== 阅读片段 ==

On Implementing the Reparameterization Trick

第一次接触到reparameterization trick是在variational auto-encder的文章中，由于其中损失函数含有hidden layer真实分布与高斯先验之间的KL divergence项，在实现时将hidden layer重新参数化成一个高斯分布。

后来发现reparameterization trick的应用场景远不止VAE这么简单，这种实现上的trick在Bayesian deep learning与reinforcement learning中都有非常广泛的应用。本文基于tensorflow对reparameterization trick的实现做简单总结。

1. 什么情况下可以用reparameterization trick？

总体来说，有下面几种情况可以用到reparameterization trick

神经网络的某个部分需要参数化成一个概率分布的形式，e.g. Gaussian distribution
需要将神经网络的输出进行随机化，i.e. 神经网络不再是一个固定的从输入空间到输出空间的映射关系，而是一个包含了随机性的模型

2. VAE Implementation

以下为简化版的VAE示意代码

def build_vae(batch_xs, scope='VAE', reuse=False):
    with tf.variable_scope(scope, reuse=reuse):
        mu, sigma = build_encoder(batch_xs)
        sampled = mu + sigma * tf.random_normal(mu.get_shape().as_list(), 0.0, 1.0, dtype=tf.float32)
        output = build_decoder(sampled, batch_xs.get_shape().as_list()[-1])
    return output, mu, sigma

def build_encoder(input_op):
    with tf.variable_scope('encoder'):
        h1 = tf.layers.dense(input_op, 256, activation=tf.nn.relu, use_bias=True)
        h2 = tf.layers.dense(h1, 128, activation=tf.nn.relu, use_bias=True)
        mu = tf.layers.dense(h2, 50, activation=None, use_bias=True)
        sigma = tf.layers.dense(h2, 50, activation=tf.softplus, use_bias=True)
    return mu, sigma

def build_decoder(input_op, output_dim):
    with tf.variable_scope('decoder'):
        h1 = tf.layers.dense(input_op, 128, activation=tf.nn.relu, use_bias=True)
        h2 = tf.layers.dense(h1, 256, activation=tf.nn.relu, use_bias=True)
        return tf.layers.dense(h2, output_dim)

batch_xs = tf.placeholder(tf.float32, [None, INPUT_DIM], name='batch_xs')

===

### 题目要求 1
把列表从第一行一直抄到含有"page-layout-value: Normal-size [377,177,447,192]"的那一行，头尾两行都要抄上，一字不改。

== 所给材料 ==

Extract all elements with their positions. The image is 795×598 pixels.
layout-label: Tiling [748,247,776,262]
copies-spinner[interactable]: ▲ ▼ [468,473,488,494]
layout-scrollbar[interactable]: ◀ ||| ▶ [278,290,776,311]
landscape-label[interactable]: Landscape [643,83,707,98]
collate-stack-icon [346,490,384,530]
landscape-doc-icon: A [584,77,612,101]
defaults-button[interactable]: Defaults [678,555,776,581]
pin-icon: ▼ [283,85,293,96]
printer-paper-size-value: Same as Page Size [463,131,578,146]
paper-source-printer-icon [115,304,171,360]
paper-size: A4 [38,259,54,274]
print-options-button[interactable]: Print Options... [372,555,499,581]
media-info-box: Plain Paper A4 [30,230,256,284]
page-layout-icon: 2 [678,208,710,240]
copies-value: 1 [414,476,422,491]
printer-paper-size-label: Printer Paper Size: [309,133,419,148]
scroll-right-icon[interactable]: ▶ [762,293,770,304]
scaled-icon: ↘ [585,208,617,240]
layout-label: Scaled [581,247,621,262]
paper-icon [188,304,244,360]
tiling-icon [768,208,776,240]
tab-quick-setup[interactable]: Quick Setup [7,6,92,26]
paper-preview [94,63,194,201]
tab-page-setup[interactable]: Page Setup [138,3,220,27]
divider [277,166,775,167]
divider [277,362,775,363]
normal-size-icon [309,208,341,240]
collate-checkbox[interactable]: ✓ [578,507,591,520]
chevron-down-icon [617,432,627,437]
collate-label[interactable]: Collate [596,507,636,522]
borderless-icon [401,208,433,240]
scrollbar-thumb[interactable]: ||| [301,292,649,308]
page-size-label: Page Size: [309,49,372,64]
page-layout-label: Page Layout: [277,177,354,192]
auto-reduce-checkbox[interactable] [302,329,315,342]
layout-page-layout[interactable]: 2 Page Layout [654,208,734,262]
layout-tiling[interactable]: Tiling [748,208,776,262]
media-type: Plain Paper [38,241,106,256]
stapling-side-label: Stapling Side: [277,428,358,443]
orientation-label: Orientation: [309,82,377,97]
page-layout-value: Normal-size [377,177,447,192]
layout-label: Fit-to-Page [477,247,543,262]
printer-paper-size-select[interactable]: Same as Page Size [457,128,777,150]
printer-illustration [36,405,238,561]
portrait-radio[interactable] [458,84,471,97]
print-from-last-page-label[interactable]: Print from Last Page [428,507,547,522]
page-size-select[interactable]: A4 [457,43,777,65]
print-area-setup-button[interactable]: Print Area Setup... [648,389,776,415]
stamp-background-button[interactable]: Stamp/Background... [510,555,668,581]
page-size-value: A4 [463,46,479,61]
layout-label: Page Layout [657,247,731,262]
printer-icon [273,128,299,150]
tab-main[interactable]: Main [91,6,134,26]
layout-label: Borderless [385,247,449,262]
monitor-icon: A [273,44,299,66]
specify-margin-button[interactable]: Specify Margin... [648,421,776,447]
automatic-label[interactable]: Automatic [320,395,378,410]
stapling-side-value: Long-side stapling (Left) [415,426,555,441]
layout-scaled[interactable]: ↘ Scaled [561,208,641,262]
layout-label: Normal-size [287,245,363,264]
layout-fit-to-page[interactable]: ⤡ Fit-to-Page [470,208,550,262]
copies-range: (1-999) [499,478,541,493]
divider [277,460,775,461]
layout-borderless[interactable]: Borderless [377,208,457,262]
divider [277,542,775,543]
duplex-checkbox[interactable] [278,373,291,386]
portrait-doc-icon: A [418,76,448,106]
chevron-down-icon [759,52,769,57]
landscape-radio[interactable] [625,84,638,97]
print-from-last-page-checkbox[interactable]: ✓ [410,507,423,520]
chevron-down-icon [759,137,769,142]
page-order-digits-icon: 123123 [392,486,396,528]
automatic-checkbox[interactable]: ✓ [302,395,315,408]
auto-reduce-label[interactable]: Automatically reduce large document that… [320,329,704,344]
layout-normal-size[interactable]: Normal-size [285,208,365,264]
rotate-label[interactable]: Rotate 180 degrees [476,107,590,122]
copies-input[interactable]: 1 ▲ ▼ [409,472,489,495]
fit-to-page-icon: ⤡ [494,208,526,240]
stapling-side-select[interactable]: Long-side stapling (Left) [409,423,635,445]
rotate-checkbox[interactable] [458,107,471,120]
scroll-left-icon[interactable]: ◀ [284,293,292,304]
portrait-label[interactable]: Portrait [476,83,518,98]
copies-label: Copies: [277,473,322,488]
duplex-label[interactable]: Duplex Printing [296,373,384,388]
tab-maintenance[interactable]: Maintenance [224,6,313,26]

===

### 题目要求 2
讲重参数化技巧的文章只写到这里，请从这里往下续写。

### 作答结果 1
Extract all elements with their positions. The image is 795×598 pixels.
layout-label: Tiling [748,247,776,262]
copies-spinner[interactable]: ▲ ▼ [468,473,488,494]
layout-scrollbar[interactable]: ◀ ||| ▶ [278,290,776,311]
landscape-label[interactable]: Landscape [643,83,707,98]
collate-stack-icon [346,490,384,530]
landscape-doc-icon: A [584,77,612,101]
defaults-button[interactable]: Defaults [678,555,776,581]
pin-icon: ▼ [283,85,293,96]
printer-paper-size-value: Same as Page Size [463,131,578,146]
paper-source-printer-icon [115,304,171,360]
paper-size: A4 [38,259,54,274]
print-options-button[interactable]: Print Options... [372,555,499,581]
media-info-box: Plain Paper A4 [30,230,256,284]
page-layout-icon: 2 [678,208,710,240]
copies-value: 1 [414,476,422,491]
printer-paper-size-label: Printer Paper Size: [309,133,419,148]
scroll-right-icon[interactable]: ▶ [762,293,770,304]
scaled-icon: ↘ [585,208,617,240]
layout-label: Scaled [581,247,621,262]
paper-icon [188,304,244,360]
tiling-icon [768,208,776,240]
tab-quick-setup[interactable]: Quick Setup [7,6,92,26]
paper-preview [94,63,194,201]
tab-page-setup[interactable]: Page Setup [138,3,220,27]
divider [277,166,775,167]
divider [277,362,775,363]
normal-size-icon [309,208,341,240]
collate-checkbox[interactable]: ✓ [578,507,591,520]
chevron-down-icon [617,432,627,437]
collate-label[interactable]: Collate [596,507,636,522]
borderless-icon [401,208,433,240]
scrollbar-thumb[interactable]: ||| [301,292,649,308]
page-size-label: Page Size: [309,49,372,64]
page-layout-label: Page Layout: [277,177,354,192]
auto-reduce-checkbox[interactable] [302,329,315,342]
layout-page-layout[interactable]: 2 Page Layout [654,208,734,262]
layout-tiling[interactable]: Tiling [748,208,776,262]
media-type: Plain Paper [38,241,106,256]
stapling-side-label: Stapling Side: [277,428,358,443]
orientation-label: Orientation: [309,82,377,97]
page-layout-value: Normal-size [377,177,447,192]

### 作答结果 2
rec_xs, mu, sigma = build_vae(batch_xs)

# Loss term definition
rec_loss = tf.reduce_mean(tf.square(rec_xs - batch_xs))
kl_loss = tf.reduce_sum(tf.square(mu) + tf.square(sigma) - tf.log(tf.square(sigma)) - 1.0, axis=-1)
kl_loss = tf.reduce_mean(kl_loss, name='kl_loss')

loss = rec_loss + kl_loss

注意方差标准差一定是大于零的，一般常规做法会使用softplus激活函数来确保它们的非负性。简单来说，softplus函数是对ReLU激活函数的光滑近似，其形式为

$f(x)=\log(1+e^{x})$

图片来自wikipedia#Softplus)

除此以外，也可以用tf.square来保证标准差的非负性

3. tf.distributions.Distribution

tensorflow中提供了一个概率分布类，可以比较方便的对计算图中的随机概率分布进行建模，tf.distributions.Distribution类是抽象基类，其详细API可以参考官方文档。

最核心的几个成员函数总结如下

sample(shape): 输入一个采样维度shape，返回一个可以从概率分布中采样的sampler op
prob(x): 输入一个shape为[batch_size, 1]的tf.Tensor或np.array，返回概率密度函数在$x$点的值
cdf(x): 输入一个shape为[batcg_size, 1]的tf.Tensor或np.array，返回累计分布函数在$x$点的值，i.e., Let $p(t)$ be the pdf, then the returned op $\int_{-\infty}^{x}p(t)dt$
log_prob(x): The same as prob(x) except that the returned value is, literally, the logarithm of the pdf on a given point.

4. Reparameterization trick in Bayesian deep learning

上面的例子中解释了reparameterization trick在VAE中的应用，其中我们为了将hidden layer的概率分布建模成Gaussian distribution，在具体实现时，直接让神经网络输出Gaussian distribution的$\mu$和$\sigma$，再从这两个参数构成的Gaussian distribution中采样得到randomized hidden layer。

更常见的一种情况是，我们希望模型的输出不仅表达了模型对输入的预测，同时也可以建模模型本身的uncertainty（e.g. 用Gaussian distribution的方差来表达）。使用与上面类似的思路，可以让模型直接输出$\mu$和$\sigma$两个vector，真实的预测值来源于$\mathcal{N}(\mu,\sigma^{2})$的采样。

这种思路非常适合应用于Information geometry optimization (IGO)，原因在于，IGO中的一个基本任务是估计Fisher information matrix，一般的计算方式是这样的

$G^{\theta}=\nabla_{\theta_{k}}\nabla_{\theta_{k}}D_{KL}(p(x,y|\theta)||p(x,y|\theta_{k}))$

如果不使用这种特殊的参数化方式，那么上式中的KL divergence就只能通过empirical distribution来进行估计，这样做是没有办法对数据本身的uncertainty进行建模的。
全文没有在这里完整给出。